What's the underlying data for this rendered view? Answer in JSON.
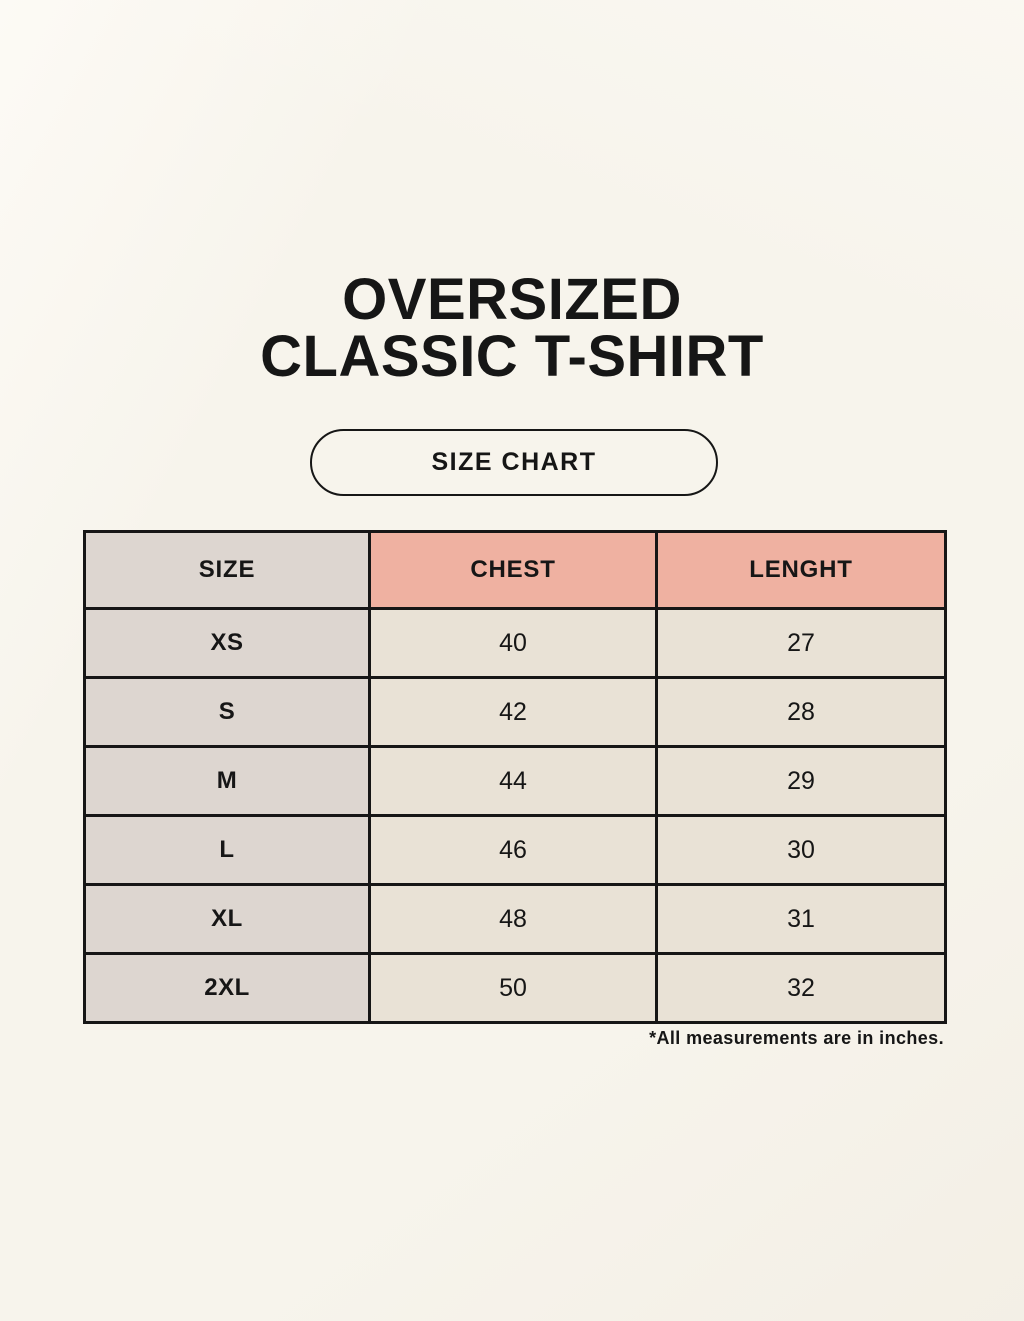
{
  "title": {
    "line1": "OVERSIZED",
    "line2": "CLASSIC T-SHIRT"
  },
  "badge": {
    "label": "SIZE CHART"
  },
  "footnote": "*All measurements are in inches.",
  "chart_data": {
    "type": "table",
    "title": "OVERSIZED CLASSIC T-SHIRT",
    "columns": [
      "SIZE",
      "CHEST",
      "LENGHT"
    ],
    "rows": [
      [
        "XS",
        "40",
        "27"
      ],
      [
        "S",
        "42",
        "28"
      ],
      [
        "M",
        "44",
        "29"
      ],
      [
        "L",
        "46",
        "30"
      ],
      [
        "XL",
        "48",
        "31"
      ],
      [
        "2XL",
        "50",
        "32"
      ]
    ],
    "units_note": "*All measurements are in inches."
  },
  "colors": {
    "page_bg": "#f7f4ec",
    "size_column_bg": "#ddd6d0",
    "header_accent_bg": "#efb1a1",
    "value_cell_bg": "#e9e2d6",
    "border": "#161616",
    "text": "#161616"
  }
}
★ ★ ★ ★
*Task description*.
From the entries, report each line that includes the word "SHIRT".

*Exercise response*.
    "line2": "CLASSIC T-SHIRT"
    "title": "OVERSIZED CLASSIC T-SHIRT",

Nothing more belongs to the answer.